TASK DESCRIPTION.
Only a number is wanted. Count the lines holding the string "Zone".

GIVEN DATA.
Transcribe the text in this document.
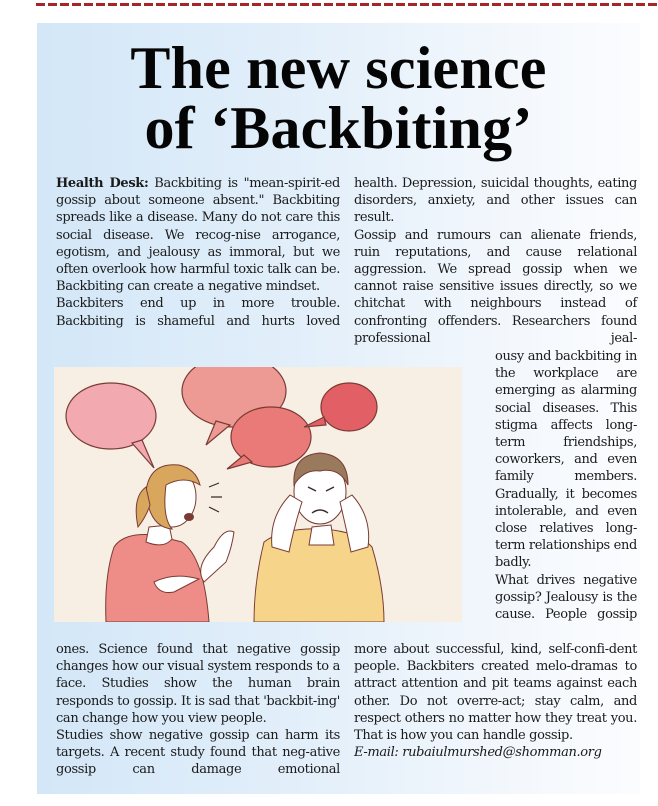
The new science
of ‘Backbiting’

Health Desk: Backbiting is "mean-spirit-ed gossip about someone absent." Backbiting spreads like a disease. Many do not care this social disease. We recog-nise arrogance, egotism, and jealousy as immoral, but we often overlook how harmful toxic talk can be. Backbiting can create a negative mindset.

Backbiters end up in more trouble. Backbiting is shameful and hurts loved

ones. Science found that negative gossip changes how our visual system responds to a face. Studies show the human brain responds to gossip. It is sad that 'backbit-ing' can change how you view people.

Studies show negative gossip can harm its targets. A recent study found that neg-ative gossip can damage emotional

health. Depression, suicidal thoughts, eating disorders, anxiety, and other issues can result.

Gossip and rumours can alienate friends, ruin reputations, and cause relational aggression. We spread gossip when we cannot raise sensitive issues directly, so we chitchat with neighbours instead of confronting offenders. Researchers found professional jeal-

ousy and backbiting in the workplace are emerging as alarming social diseases. This stigma affects long-term friendships, coworkers, and even family members. Gradually, it becomes intolerable, and even close relatives long-term relationships end badly.

What drives negative gossip? Jealousy is the cause. People gossip

more about successful, kind, self-confi-dent people. Backbiters created melo-dramas to attract attention and pit teams against each other. Do not overre-act; stay calm, and respect others no matter how they treat you. That is how you can handle gossip.

E-mail: rubaiulmurshed@shomman.org
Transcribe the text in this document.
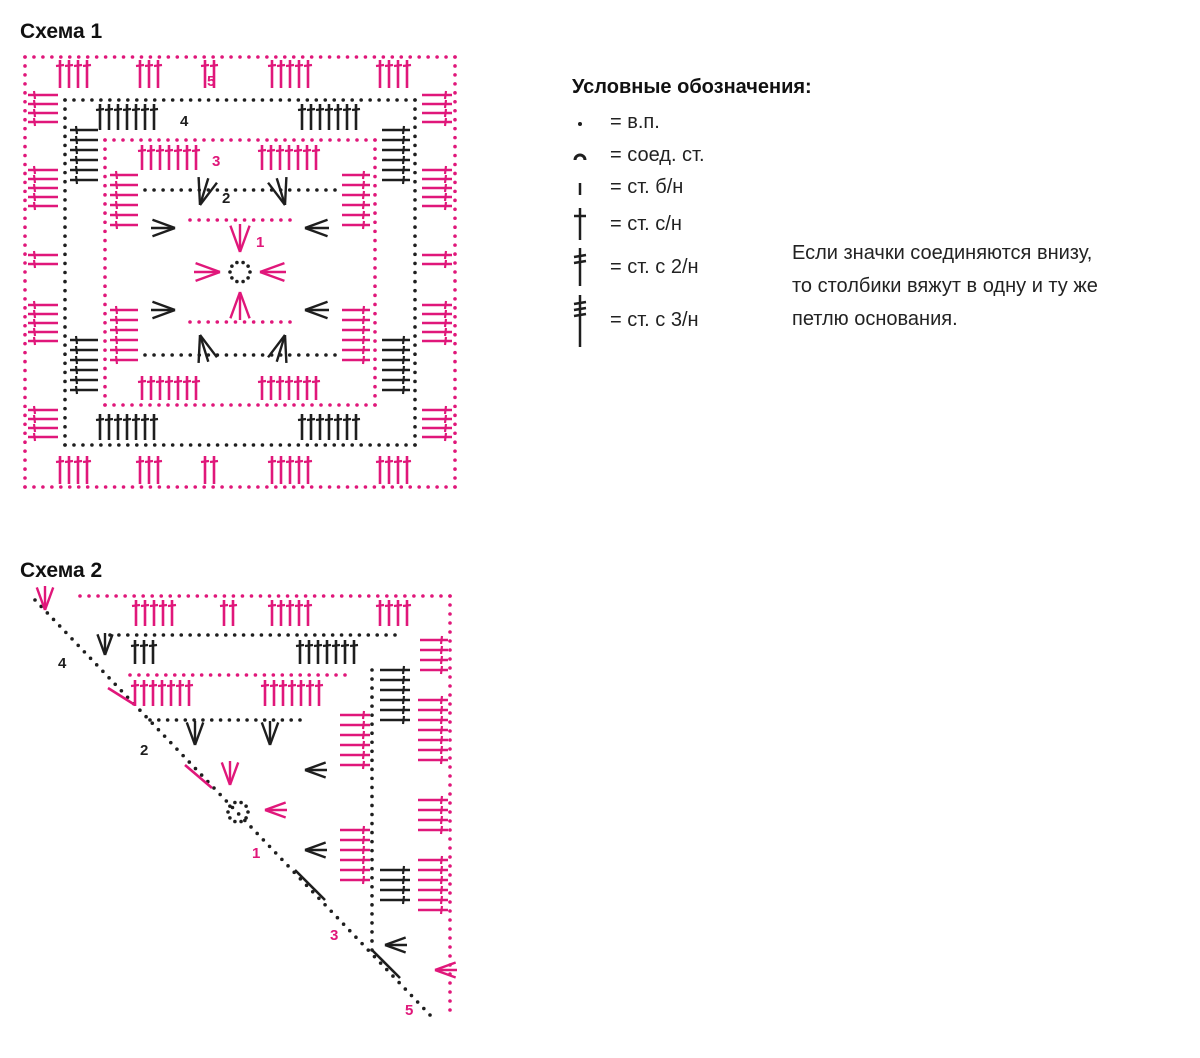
Схема 1
Схема 2
1
2
3
4
5
2
3
4
5
1
Условные обозначения:
= в.п.
= соед. ст.
= ст. б/н
= ст. с/н
= ст. с 2/н
= ст. с 3/н
Если значки соединяются внизу,
то столбики вяжут в одну и ту же
петлю основания.
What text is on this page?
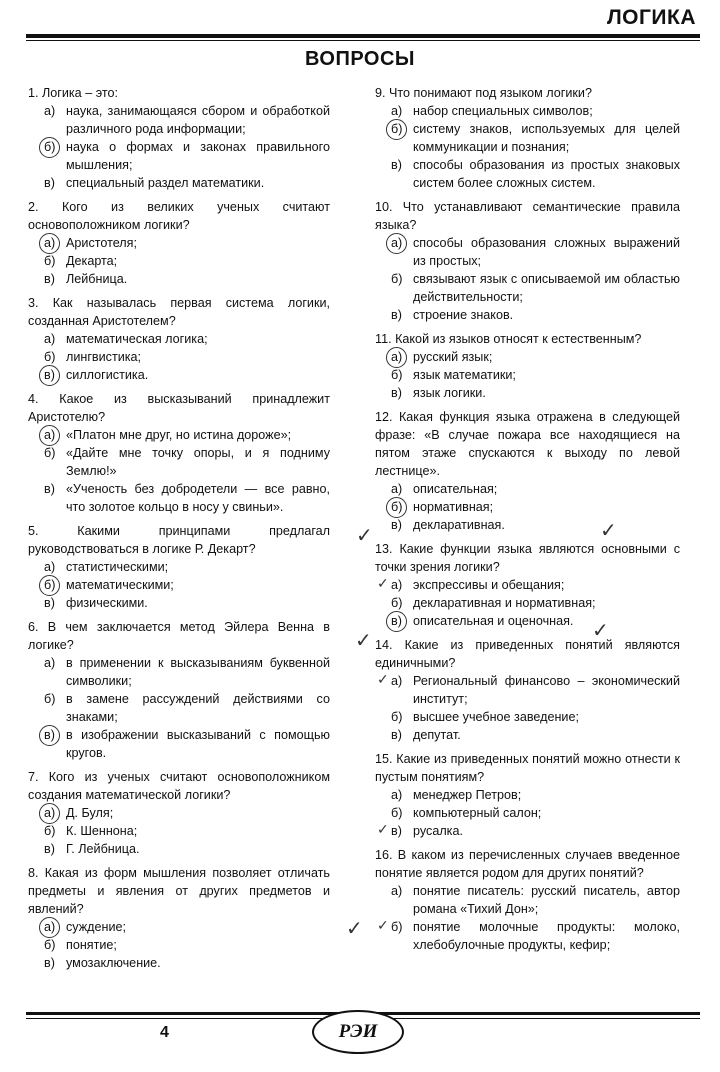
ЛОГИКА
ВОПРОСЫ
1. Логика – это:
а) наука, занимающаяся сбором и обработкой различного рода информации;
б) наука о формах и законах правильного мышления;
в) специальный раздел математики.
2. Кого из великих ученых считают основоположником логики?
а) Аристотеля;
б) Декарта;
в) Лейбница.
3. Как называлась первая система логики, созданная Аристотелем?
а) математическая логика;
б) лингвистика;
в) силлогистика.
4. Какое из высказываний принадлежит Аристотелю?
а) «Платон мне друг, но истина дороже»;
б) «Дайте мне точку опоры, и я подниму Землю!»
в) «Ученость без добродетели — все равно, что золотое кольцо в носу у свиньи».
5. Какими принципами предлагал руководствоваться в логике Р. Декарт?
а) статистическими;
б) математическими;
в) физическими.
6. В чем заключается метод Эйлера Венна в логике?
а) в применении к высказываниям буквенной символики;
б) в замене рассуждений действиями со знаками;
в) в изображении высказываний с помощью кругов.
7. Кого из ученых считают основоположником создания математической логики?
а) Д. Буля;
б) К. Шеннона;
в) Г. Лейбница.
8. Какая из форм мышления позволяет отличать предметы и явления от других предметов и явлений?
а) суждение;
б) понятие;
в) умозаключение.
9. Что понимают под языком логики?
а) набор специальных символов;
б) систему знаков, используемых для целей коммуникации и познания;
в) способы образования из простых знаковых систем более сложных систем.
10. Что устанавливают семантические правила языка?
а) способы образования сложных выражений из простых;
б) связывают язык с описываемой им областью действительности;
в) строение знаков.
11. Какой из языков относят к естественным?
а) русский язык;
б) язык математики;
в) язык логики.
12. Какая функция языка отражена в следующей фразе: «В случае пожара все находящиеся на пятом этаже спускаются к выходу по левой лестнице».
а) описательная;
б) нормативная;
в) декларативная.
13. Какие функции языка являются основными с точки зрения логики?
✓ а) экспрессивы и обещания;
б) декларативная и нормативная;
в) описательная и оценочная.
14. Какие из приведенных понятий являются единичными?
✓ а) Региональный финансово – экономический институт;
б) высшее учебное заведение;
в) депутат.
15. Какие из приведенных понятий можно отнести к пустым понятиям?
а) менеджер Петров;
б) компьютерный салон;
✓ в) русалка.
16. В каком из перечисленных случаев введенное понятие является родом для других понятий?
а) понятие писатель: русский писатель, автор романа «Тихий Дон»;
✓ б) понятие молочные продукты: молоко, хлебобулочные продукты, кефир;
✓	✓
✓	✓
✓
4	РЭИ
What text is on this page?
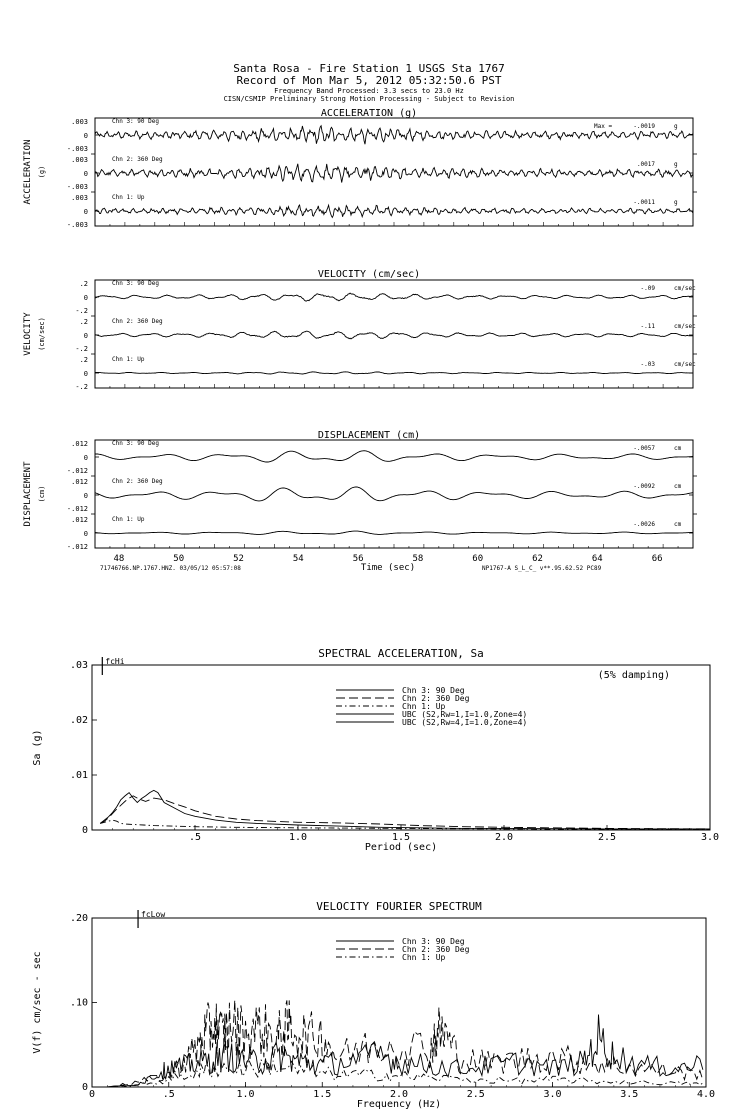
Santa Rosa - Fire Station 1 USGS Sta 1767
Record of Mon Mar 5, 2012 05:32:50.6 PST
Frequency Band Processed: 3.3 secs to 23.0 Hz
CISN/CSMIP Preliminary Strong Motion Processing - Subject to Revision
ACCELERATION (g)
ACCELERATION (g)
.003
0
-.003
Chn 3: 90 Deg
Max =	-.0019	g
.003
0
-.003
Chn 2: 360 Deg
.0017	g
.003
0
-.003
Chn 1: Up
-.0011	g
VELOCITY (cm/sec)
VELOCITY (cm/sec)
.2
0
-.2
Chn 3: 90 Deg
-.09	cm/sec
.2
0
-.2
Chn 2: 360 Deg
-.11	cm/sec
.2
0
-.2
Chn 1: Up
-.03	cm/sec
DISPLACEMENT (cm)
DISPLACEMENT (cm)
.012
0
-.012
Chn 3: 90 Deg
-.0057	cm
.012
0
-.012
Chn 2: 360 Deg
-.0092	cm
.012
0
-.012
Chn 1: Up
-.0026	cm
48	50	52	54	56	58	60	62	64	66
Time (sec)
71746766.NP.1767.HNZ. 03/05/12 05:57:08	NP1767-A S_L_C_ v**.95.62.52 PC89
SPECTRAL ACCELERATION, Sa
.5	1.0	1.5	2.0	2.5	3.0
Period (sec)
0
.01
.02
.03
Sa (g)
fcHi
(5% damping)
Chn 3: 90 Deg
Chn 2: 360 Deg
Chn 1: Up
UBC (S2,Rw=1,I=1.0,Zone=4)
UBC (S2,Rw=4,I=1.0,Zone=4)
VELOCITY FOURIER SPECTRUM
0	.5	1.0	1.5	2.0	2.5	3.0	3.5	4.0
Frequency (Hz)
0
.10
.20
V(f) cm/sec - sec
fcLow
Chn 3: 90 Deg
Chn 2: 360 Deg
Chn 1: Up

RESULT FOR THIS TASK.
2